Records for this task:
______________________________

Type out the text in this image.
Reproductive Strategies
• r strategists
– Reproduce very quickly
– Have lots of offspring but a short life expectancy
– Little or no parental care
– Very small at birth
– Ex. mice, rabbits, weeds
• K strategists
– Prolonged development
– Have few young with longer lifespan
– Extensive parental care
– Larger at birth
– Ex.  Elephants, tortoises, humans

______________________________

Short exercise:
Copy the data above in full, character for character.

Expected answer:
Type out the text in this image.
Reproductive Strategies
• r strategists
– Reproduce very quickly
– Have lots of offspring but a short life expectancy
– Little or no parental care
– Very small at birth
– Ex. mice, rabbits, weeds
• K strategists
– Prolonged development
– Have few young with longer lifespan
– Extensive parental care
– Larger at birth
– Ex.  Elephants, tortoises, humans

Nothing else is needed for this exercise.